### Exercise
Should the word "book" occur in a line of the records, copy that line.

### Input
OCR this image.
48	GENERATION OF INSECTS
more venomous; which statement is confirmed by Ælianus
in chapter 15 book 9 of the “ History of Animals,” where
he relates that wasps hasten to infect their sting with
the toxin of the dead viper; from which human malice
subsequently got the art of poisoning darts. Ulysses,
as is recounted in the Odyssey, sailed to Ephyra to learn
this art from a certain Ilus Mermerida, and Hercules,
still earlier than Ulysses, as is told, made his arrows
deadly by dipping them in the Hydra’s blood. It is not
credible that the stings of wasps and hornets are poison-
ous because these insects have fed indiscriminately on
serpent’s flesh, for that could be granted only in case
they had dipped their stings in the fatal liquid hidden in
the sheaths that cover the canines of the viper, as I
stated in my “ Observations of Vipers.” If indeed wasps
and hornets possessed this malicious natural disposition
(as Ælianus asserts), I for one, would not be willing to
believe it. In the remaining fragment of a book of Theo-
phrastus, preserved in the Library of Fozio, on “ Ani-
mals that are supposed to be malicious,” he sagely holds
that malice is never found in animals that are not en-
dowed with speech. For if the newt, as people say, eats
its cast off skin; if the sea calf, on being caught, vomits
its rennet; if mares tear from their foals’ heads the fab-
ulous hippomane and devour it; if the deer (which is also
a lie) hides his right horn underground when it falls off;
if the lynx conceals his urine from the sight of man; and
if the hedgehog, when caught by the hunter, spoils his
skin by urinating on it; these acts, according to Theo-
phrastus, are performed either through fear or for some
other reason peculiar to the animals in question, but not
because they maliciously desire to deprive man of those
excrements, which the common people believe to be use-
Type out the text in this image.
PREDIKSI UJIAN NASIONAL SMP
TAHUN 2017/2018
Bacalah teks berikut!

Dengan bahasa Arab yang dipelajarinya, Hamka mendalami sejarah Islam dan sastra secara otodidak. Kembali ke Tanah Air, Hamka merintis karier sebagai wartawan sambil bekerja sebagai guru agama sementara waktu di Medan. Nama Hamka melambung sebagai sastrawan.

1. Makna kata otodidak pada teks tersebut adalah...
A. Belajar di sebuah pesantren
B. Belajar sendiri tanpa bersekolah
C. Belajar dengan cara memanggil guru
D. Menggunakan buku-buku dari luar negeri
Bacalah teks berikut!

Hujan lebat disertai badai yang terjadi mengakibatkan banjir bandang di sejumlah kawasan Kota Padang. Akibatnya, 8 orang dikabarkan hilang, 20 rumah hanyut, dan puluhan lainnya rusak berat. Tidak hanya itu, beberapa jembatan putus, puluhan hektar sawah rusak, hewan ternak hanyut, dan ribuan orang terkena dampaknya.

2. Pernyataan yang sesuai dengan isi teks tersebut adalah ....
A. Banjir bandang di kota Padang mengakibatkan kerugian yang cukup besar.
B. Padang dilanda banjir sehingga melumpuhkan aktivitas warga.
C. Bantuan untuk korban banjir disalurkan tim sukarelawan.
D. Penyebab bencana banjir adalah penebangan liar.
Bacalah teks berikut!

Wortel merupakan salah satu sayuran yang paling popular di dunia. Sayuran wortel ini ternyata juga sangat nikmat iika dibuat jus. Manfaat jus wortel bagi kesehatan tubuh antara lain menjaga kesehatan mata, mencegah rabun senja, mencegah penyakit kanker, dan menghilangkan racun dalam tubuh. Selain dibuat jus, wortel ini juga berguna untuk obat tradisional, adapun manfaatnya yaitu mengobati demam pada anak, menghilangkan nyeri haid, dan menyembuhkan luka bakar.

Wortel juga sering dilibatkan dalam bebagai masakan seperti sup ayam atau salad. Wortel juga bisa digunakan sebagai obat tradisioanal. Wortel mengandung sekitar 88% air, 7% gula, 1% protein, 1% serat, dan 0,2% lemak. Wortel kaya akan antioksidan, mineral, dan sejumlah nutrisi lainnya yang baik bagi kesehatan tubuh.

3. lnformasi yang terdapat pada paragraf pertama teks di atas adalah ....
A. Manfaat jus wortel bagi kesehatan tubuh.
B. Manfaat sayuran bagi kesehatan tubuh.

### Written answer
in chapter 15 book 9 of the “ History of Animals,” where
believe it. In the remaining fragment of a book of Theo-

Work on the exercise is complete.